* Start Recorded data *

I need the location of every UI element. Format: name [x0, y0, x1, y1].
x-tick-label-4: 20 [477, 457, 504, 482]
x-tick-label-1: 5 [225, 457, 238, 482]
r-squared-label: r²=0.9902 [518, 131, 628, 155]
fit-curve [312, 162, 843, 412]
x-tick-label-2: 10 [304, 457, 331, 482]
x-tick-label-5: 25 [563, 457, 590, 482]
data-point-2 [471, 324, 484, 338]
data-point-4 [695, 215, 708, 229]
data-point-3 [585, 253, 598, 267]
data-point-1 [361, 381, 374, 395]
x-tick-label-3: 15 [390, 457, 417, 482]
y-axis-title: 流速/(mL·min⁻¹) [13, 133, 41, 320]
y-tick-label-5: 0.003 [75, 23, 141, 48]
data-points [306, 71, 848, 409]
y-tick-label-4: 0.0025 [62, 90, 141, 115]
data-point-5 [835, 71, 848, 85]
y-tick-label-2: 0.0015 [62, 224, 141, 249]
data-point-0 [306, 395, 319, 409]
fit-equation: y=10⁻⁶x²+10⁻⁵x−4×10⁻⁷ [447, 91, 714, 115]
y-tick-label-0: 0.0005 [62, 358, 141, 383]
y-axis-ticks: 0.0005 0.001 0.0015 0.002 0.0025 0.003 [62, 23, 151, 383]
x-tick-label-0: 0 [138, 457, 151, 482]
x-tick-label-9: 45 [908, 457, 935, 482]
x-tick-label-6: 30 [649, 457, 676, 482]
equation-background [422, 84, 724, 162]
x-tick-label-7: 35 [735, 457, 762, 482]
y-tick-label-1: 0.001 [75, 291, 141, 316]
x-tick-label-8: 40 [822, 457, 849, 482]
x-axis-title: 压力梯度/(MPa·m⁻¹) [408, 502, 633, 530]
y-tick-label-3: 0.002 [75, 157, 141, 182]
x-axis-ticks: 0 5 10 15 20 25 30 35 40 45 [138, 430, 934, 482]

* End Recorded data *

◆ Short problem
Copy every row above verbatim, line by line, with nothing changed.

◆ Output for this task
I need the location of every UI element. Format: name [x0, y0, x1, y1].
x-tick-label-4: 20 [477, 457, 504, 482]
x-tick-label-1: 5 [225, 457, 238, 482]
r-squared-label: r²=0.9902 [518, 131, 628, 155]
fit-curve [312, 162, 843, 412]
x-tick-label-2: 10 [304, 457, 331, 482]
x-tick-label-5: 25 [563, 457, 590, 482]
data-point-2 [471, 324, 484, 338]
data-point-4 [695, 215, 708, 229]
data-point-3 [585, 253, 598, 267]
data-point-1 [361, 381, 374, 395]
x-tick-label-3: 15 [390, 457, 417, 482]
y-axis-title: 流速/(mL·min⁻¹) [13, 133, 41, 320]
y-tick-label-5: 0.003 [75, 23, 141, 48]
data-points [306, 71, 848, 409]
y-tick-label-4: 0.0025 [62, 90, 141, 115]
data-point-5 [835, 71, 848, 85]
y-tick-label-2: 0.0015 [62, 224, 141, 249]
data-point-0 [306, 395, 319, 409]
fit-equation: y=10⁻⁶x²+10⁻⁵x−4×10⁻⁷ [447, 91, 714, 115]
y-tick-label-0: 0.0005 [62, 358, 141, 383]
y-axis-ticks: 0.0005 0.001 0.0015 0.002 0.0025 0.003 [62, 23, 151, 383]
x-tick-label-0: 0 [138, 457, 151, 482]
x-tick-label-9: 45 [908, 457, 935, 482]
x-tick-label-6: 30 [649, 457, 676, 482]
equation-background [422, 84, 724, 162]
x-tick-label-7: 35 [735, 457, 762, 482]
y-tick-label-1: 0.001 [75, 291, 141, 316]
x-tick-label-8: 40 [822, 457, 849, 482]
x-axis-title: 压力梯度/(MPa·m⁻¹) [408, 502, 633, 530]
y-tick-label-3: 0.002 [75, 157, 141, 182]
x-axis-ticks: 0 5 10 15 20 25 30 35 40 45 [138, 430, 934, 482]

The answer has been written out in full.